PROBLEM TO SOLVE: Only lines holding the word "this" should be copied from the material.

--------------------------------------------------

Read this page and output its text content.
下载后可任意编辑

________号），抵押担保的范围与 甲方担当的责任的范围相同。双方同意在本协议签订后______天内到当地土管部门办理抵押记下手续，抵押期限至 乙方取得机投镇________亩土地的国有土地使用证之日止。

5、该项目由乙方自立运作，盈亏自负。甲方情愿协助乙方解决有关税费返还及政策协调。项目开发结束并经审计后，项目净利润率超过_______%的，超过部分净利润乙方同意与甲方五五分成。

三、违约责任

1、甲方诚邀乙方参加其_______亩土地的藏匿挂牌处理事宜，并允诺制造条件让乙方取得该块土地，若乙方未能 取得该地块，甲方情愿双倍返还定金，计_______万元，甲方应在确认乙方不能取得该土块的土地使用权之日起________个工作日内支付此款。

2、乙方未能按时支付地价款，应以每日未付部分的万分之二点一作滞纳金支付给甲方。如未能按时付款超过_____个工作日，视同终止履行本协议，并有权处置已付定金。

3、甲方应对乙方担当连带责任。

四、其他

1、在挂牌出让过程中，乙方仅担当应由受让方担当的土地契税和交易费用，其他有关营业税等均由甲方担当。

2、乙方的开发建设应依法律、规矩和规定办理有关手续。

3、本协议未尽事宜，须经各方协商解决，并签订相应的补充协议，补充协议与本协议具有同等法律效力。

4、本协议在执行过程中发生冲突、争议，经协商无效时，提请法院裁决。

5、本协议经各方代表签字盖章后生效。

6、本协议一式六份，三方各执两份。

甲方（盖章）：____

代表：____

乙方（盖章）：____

--------------------------------------------------

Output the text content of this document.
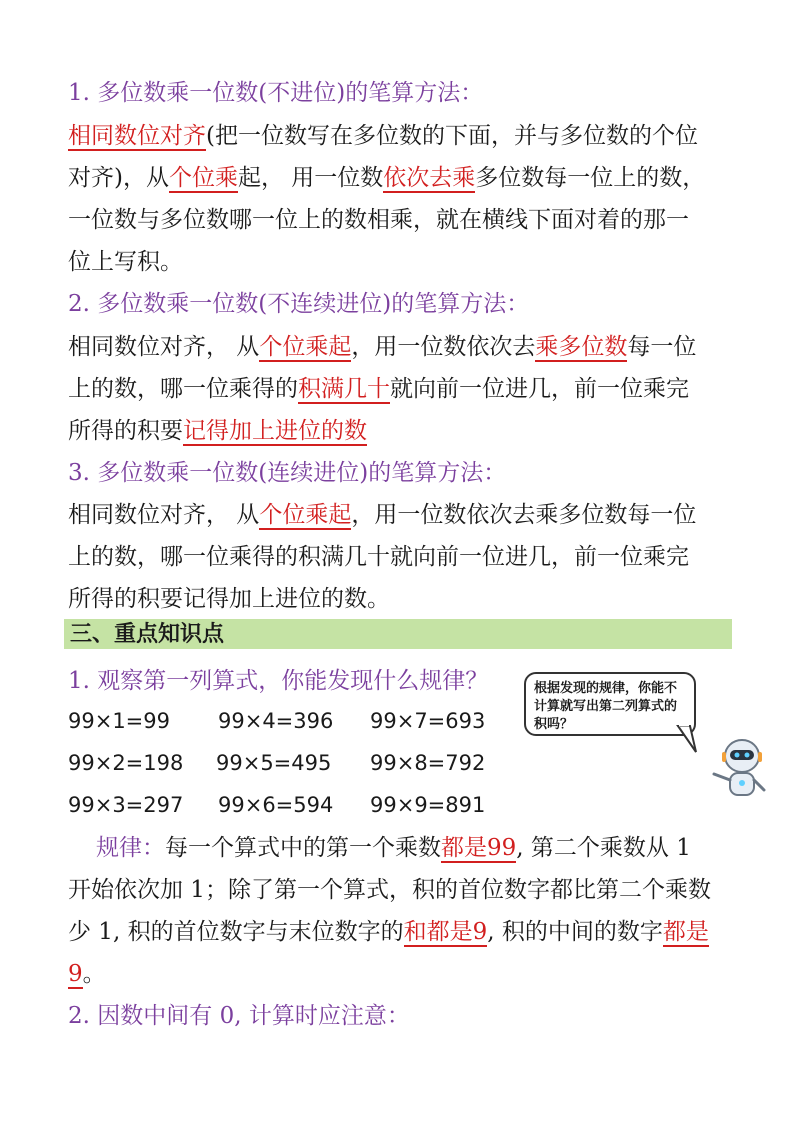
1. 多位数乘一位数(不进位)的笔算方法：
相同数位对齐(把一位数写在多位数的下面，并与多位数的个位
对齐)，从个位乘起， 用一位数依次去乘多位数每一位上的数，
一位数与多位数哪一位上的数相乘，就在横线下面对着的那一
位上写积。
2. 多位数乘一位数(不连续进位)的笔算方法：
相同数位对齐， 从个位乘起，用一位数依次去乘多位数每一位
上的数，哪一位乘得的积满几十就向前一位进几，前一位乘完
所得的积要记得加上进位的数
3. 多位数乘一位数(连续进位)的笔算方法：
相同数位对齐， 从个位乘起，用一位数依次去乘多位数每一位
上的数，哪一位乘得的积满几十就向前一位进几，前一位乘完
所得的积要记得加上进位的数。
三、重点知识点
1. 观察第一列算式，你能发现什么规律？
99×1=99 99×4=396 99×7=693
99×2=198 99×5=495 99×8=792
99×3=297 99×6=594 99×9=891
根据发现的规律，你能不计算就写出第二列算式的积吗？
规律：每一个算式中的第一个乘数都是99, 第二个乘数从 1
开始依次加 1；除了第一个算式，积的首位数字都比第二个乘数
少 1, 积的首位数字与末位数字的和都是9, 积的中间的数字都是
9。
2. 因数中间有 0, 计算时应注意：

--------------------------------------------------

FINISHED ANSWER:
Read this page and output its text content.
Output the text content of this document.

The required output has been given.